Work to do: Copy whichever lines contain the string "color".

(Collected data)

● ● ● ●

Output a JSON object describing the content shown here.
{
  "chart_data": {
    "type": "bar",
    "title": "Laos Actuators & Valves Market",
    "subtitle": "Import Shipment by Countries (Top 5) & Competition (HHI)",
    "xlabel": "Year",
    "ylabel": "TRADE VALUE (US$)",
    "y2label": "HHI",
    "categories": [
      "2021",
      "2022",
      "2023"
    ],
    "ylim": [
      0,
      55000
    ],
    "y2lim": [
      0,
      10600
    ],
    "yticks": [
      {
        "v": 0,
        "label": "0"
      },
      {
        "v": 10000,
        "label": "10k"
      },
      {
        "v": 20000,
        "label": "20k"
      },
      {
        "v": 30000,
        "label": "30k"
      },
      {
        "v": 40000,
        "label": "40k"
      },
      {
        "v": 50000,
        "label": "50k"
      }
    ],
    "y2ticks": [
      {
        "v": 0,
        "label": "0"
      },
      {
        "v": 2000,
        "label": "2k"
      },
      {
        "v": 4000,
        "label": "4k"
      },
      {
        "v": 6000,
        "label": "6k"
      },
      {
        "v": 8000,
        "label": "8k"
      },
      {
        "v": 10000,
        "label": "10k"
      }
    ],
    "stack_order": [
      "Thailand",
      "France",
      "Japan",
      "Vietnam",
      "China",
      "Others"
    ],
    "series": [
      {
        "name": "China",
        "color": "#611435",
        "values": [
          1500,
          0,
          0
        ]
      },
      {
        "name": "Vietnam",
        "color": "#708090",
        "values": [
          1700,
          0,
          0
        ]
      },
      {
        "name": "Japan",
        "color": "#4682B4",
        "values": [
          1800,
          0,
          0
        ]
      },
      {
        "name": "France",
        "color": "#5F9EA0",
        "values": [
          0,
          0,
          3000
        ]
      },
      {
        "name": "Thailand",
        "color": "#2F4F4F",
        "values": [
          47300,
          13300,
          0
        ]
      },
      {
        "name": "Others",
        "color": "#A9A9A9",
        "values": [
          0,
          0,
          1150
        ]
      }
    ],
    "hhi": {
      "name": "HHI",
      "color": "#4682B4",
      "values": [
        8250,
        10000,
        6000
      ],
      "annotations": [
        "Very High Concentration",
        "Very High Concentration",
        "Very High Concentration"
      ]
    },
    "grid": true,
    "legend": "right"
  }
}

● ● ● ●

Task result:
        "color": "#611435",
        "color": "#708090",
        "color": "#4682B4",
        "color": "#5F9EA0",
        "color": "#2F4F4F",
        "color": "#A9A9A9",
      "color": "#4682B4",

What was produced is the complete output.